DIRECTIONS FOR THIS TASK
Scan the data for "JSON" and copy the lines it appears in.

--- begin DATASET EXTRACT ---

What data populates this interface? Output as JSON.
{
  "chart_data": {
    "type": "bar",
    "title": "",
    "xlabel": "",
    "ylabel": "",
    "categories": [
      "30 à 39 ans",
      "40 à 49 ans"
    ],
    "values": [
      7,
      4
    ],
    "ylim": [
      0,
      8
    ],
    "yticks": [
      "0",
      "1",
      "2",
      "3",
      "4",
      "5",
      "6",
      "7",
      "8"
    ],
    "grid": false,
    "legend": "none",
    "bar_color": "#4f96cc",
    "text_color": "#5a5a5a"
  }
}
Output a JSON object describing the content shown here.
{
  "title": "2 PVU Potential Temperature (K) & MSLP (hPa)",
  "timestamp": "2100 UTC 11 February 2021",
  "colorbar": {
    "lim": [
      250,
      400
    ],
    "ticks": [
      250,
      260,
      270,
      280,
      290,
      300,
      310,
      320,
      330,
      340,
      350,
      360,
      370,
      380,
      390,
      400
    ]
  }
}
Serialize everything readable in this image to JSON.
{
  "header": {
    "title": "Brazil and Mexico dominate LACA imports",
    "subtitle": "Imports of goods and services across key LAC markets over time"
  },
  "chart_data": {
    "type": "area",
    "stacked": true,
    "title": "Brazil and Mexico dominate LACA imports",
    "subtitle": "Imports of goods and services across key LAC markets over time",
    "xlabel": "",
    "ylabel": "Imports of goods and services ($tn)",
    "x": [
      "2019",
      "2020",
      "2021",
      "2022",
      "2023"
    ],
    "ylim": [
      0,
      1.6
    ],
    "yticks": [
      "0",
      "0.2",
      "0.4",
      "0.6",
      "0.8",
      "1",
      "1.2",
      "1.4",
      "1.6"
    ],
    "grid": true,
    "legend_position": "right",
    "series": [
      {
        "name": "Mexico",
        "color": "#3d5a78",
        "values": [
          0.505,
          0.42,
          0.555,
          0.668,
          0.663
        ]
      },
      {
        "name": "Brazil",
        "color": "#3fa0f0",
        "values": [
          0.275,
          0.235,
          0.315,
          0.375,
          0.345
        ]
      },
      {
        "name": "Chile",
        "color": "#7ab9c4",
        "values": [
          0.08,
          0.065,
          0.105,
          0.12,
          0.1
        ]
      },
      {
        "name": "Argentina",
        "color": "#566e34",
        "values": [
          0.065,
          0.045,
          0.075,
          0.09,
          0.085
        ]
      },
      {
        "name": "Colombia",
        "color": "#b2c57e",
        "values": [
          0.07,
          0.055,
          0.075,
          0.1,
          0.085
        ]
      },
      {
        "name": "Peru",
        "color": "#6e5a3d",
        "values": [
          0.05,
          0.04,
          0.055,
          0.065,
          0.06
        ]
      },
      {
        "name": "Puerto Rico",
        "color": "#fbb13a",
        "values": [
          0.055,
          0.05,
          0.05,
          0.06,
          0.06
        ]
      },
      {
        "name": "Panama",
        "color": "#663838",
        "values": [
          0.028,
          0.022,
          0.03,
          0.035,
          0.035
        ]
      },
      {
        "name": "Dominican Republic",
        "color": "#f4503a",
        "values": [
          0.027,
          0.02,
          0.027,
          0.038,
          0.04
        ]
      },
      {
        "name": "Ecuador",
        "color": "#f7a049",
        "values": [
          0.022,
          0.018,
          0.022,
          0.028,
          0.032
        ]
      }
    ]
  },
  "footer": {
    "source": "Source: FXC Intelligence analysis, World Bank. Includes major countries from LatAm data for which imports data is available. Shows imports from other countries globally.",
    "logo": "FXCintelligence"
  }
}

--- end DATASET EXTRACT ---
--- begin DATASET EXTRACT ---

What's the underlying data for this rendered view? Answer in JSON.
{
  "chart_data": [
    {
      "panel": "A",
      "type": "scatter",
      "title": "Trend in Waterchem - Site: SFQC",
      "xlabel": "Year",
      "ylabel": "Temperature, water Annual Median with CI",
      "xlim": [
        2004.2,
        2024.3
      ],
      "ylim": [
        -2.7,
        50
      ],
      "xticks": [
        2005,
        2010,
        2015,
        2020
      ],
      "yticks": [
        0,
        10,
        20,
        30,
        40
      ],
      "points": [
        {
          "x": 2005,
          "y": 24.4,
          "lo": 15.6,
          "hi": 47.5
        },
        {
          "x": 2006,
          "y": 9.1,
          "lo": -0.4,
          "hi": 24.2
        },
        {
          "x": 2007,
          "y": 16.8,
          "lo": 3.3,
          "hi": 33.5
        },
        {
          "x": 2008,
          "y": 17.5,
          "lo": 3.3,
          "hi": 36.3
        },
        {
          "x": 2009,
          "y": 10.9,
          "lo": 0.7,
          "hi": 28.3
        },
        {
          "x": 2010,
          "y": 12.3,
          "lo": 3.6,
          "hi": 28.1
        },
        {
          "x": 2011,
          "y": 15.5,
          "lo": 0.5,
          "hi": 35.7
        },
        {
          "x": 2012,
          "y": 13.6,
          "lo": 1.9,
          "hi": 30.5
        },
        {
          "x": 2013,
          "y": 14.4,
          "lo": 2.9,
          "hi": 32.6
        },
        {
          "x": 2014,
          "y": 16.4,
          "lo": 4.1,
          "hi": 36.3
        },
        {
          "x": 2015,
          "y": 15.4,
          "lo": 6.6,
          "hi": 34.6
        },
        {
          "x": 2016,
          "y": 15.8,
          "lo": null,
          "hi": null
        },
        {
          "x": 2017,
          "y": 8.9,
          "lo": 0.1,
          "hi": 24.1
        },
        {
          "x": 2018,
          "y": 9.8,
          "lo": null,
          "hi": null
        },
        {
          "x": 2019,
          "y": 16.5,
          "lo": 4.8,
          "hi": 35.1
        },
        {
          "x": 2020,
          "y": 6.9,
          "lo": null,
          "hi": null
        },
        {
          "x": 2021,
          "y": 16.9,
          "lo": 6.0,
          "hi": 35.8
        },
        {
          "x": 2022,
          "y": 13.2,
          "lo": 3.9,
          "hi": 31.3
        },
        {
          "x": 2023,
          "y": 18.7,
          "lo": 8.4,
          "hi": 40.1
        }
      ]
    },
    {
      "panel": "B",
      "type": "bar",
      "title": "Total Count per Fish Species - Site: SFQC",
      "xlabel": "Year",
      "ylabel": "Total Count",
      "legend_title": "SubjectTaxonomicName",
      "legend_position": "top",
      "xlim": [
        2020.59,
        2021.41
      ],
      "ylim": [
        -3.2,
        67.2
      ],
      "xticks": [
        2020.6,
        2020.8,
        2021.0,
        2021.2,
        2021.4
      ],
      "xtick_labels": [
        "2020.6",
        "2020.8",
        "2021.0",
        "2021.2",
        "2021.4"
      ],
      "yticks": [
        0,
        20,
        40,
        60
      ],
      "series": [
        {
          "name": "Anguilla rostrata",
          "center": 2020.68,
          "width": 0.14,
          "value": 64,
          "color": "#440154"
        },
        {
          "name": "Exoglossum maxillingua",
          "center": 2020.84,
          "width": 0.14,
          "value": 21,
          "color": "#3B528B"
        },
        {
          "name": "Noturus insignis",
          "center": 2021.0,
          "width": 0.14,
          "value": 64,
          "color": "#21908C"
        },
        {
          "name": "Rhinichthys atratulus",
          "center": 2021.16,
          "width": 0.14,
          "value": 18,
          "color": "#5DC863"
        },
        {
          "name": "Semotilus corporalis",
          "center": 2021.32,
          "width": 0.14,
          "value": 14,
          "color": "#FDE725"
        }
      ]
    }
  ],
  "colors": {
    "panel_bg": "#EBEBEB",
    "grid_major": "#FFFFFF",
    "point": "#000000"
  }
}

--- end DATASET EXTRACT ---

THE RESPONSE
What data populates this interface? Output as JSON.
Output a JSON object describing the content shown here.
Serialize everything readable in this image to JSON.
What's the underlying data for this rendered view? Answer in JSON.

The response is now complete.